====== RECORDED DATA ======

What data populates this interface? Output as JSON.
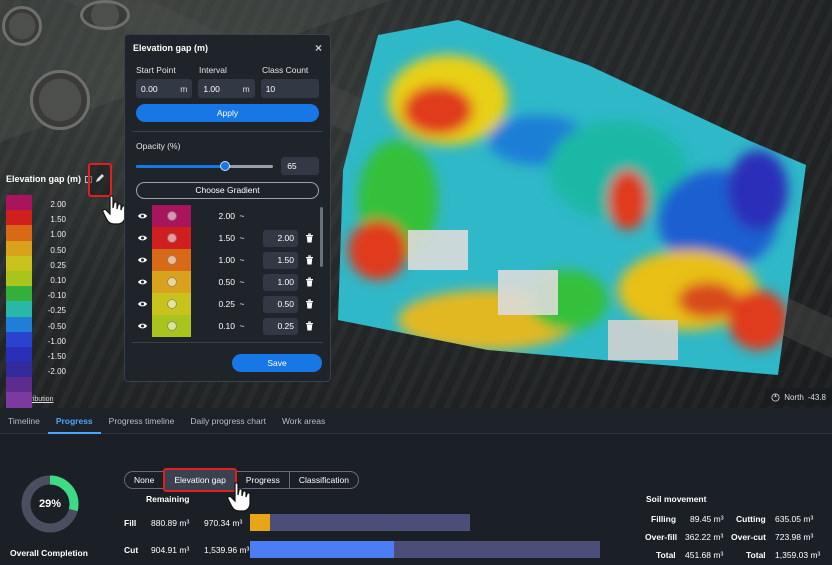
{
  "map": {
    "attribution": "Data attribution",
    "north_label": "North",
    "north_value": "-43.8"
  },
  "legend": {
    "title": "Elevation gap (m)",
    "colors": [
      "#a8155c",
      "#cf1f1f",
      "#d86a17",
      "#d8a21c",
      "#c8c21c",
      "#a9c41c",
      "#34b03a",
      "#27b8a6",
      "#1f7fd6",
      "#2a43cf",
      "#2a2fb8",
      "#332a9c",
      "#5c2c8f",
      "#7c3aa0",
      "#8d47ab"
    ],
    "labels": [
      "2.00",
      "1.50",
      "1.00",
      "0.50",
      "0.25",
      "0.10",
      "-0.10",
      "-0.25",
      "-0.50",
      "-1.00",
      "-1.50",
      "-2.00"
    ]
  },
  "panel": {
    "title": "Elevation gap (m)",
    "start_label": "Start Point",
    "interval_label": "Interval",
    "count_label": "Class Count",
    "start_value": "0.00",
    "start_unit": "m",
    "interval_value": "1.00",
    "interval_unit": "m",
    "count_value": "10",
    "apply_label": "Apply",
    "opacity_label": "Opacity (%)",
    "opacity_value": "65",
    "opacity_fraction": 0.65,
    "gradient_label": "Choose Gradient",
    "rows": [
      {
        "color": "#a8155c",
        "from": "2.00",
        "tilde": "~",
        "to": ""
      },
      {
        "color": "#cf1f1f",
        "from": "1.50",
        "tilde": "~",
        "to": "2.00"
      },
      {
        "color": "#d86a17",
        "from": "1.00",
        "tilde": "~",
        "to": "1.50"
      },
      {
        "color": "#d8a21c",
        "from": "0.50",
        "tilde": "~",
        "to": "1.00"
      },
      {
        "color": "#c8c21c",
        "from": "0.25",
        "tilde": "~",
        "to": "0.50"
      },
      {
        "color": "#a9c41c",
        "from": "0.10",
        "tilde": "~",
        "to": "0.25"
      }
    ],
    "save_label": "Save"
  },
  "tabs": [
    "Timeline",
    "Progress",
    "Progress timeline",
    "Daily progress chart",
    "Work areas"
  ],
  "active_tab": "Progress",
  "dashboard": {
    "completion_percent": "29%",
    "completion_fraction": 0.29,
    "overall_label": "Overall Completion",
    "segments": [
      "None",
      "Elevation gap",
      "Progress",
      "Classification"
    ],
    "active_segment": "Elevation gap",
    "remaining_label": "Remaining",
    "fill": {
      "label": "Fill",
      "remaining": "880.89 m³",
      "total": "970.34 m³",
      "fraction": 0.092,
      "color": "#e8a617"
    },
    "cut": {
      "label": "Cut",
      "remaining": "904.91 m³",
      "total": "1,539.96 m³",
      "fraction": 0.41,
      "color": "#4d7df5"
    },
    "soil": {
      "title": "Soil movement",
      "filling_label": "Filling",
      "filling_value": "89.45 m³",
      "cutting_label": "Cutting",
      "cutting_value": "635.05 m³",
      "overfill_label": "Over-fill",
      "overfill_value": "362.22 m³",
      "overcut_label": "Over-cut",
      "overcut_value": "723.98 m³",
      "total_fill_label": "Total",
      "total_fill_value": "451.68 m³",
      "total_cut_label": "Total",
      "total_cut_value": "1,359.03 m³"
    }
  }
}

======

WORK TO DO
Reproduce all of the material exactly, apart from the pictures.

RESULT OF THIS TASK
What data populates this interface? Output as JSON.
{
  "map": {
    "attribution": "Data attribution",
    "north_label": "North",
    "north_value": "-43.8"
  },
  "legend": {
    "title": "Elevation gap (m)",
    "colors": [
      "#a8155c",
      "#cf1f1f",
      "#d86a17",
      "#d8a21c",
      "#c8c21c",
      "#a9c41c",
      "#34b03a",
      "#27b8a6",
      "#1f7fd6",
      "#2a43cf",
      "#2a2fb8",
      "#332a9c",
      "#5c2c8f",
      "#7c3aa0",
      "#8d47ab"
    ],
    "labels": [
      "2.00",
      "1.50",
      "1.00",
      "0.50",
      "0.25",
      "0.10",
      "-0.10",
      "-0.25",
      "-0.50",
      "-1.00",
      "-1.50",
      "-2.00"
    ]
  },
  "panel": {
    "title": "Elevation gap (m)",
    "start_label": "Start Point",
    "interval_label": "Interval",
    "count_label": "Class Count",
    "start_value": "0.00",
    "start_unit": "m",
    "interval_value": "1.00",
    "interval_unit": "m",
    "count_value": "10",
    "apply_label": "Apply",
    "opacity_label": "Opacity (%)",
    "opacity_value": "65",
    "opacity_fraction": 0.65,
    "gradient_label": "Choose Gradient",
    "rows": [
      {
        "color": "#a8155c",
        "from": "2.00",
        "tilde": "~",
        "to": ""
      },
      {
        "color": "#cf1f1f",
        "from": "1.50",
        "tilde": "~",
        "to": "2.00"
      },
      {
        "color": "#d86a17",
        "from": "1.00",
        "tilde": "~",
        "to": "1.50"
      },
      {
        "color": "#d8a21c",
        "from": "0.50",
        "tilde": "~",
        "to": "1.00"
      },
      {
        "color": "#c8c21c",
        "from": "0.25",
        "tilde": "~",
        "to": "0.50"
      },
      {
        "color": "#a9c41c",
        "from": "0.10",
        "tilde": "~",
        "to": "0.25"
      }
    ],
    "save_label": "Save"
  },
  "tabs": [
    "Timeline",
    "Progress",
    "Progress timeline",
    "Daily progress chart",
    "Work areas"
  ],
  "active_tab": "Progress",
  "dashboard": {
    "completion_percent": "29%",
    "completion_fraction": 0.29,
    "overall_label": "Overall Completion",
    "segments": [
      "None",
      "Elevation gap",
      "Progress",
      "Classification"
    ],
    "active_segment": "Elevation gap",
    "remaining_label": "Remaining",
    "fill": {
      "label": "Fill",
      "remaining": "880.89 m³",
      "total": "970.34 m³",
      "fraction": 0.092,
      "color": "#e8a617"
    },
    "cut": {
      "label": "Cut",
      "remaining": "904.91 m³",
      "total": "1,539.96 m³",
      "fraction": 0.41,
      "color": "#4d7df5"
    },
    "soil": {
      "title": "Soil movement",
      "filling_label": "Filling",
      "filling_value": "89.45 m³",
      "cutting_label": "Cutting",
      "cutting_value": "635.05 m³",
      "overfill_label": "Over-fill",
      "overfill_value": "362.22 m³",
      "overcut_label": "Over-cut",
      "overcut_value": "723.98 m³",
      "total_fill_label": "Total",
      "total_fill_value": "451.68 m³",
      "total_cut_label": "Total",
      "total_cut_value": "1,359.03 m³"
    }
  }
}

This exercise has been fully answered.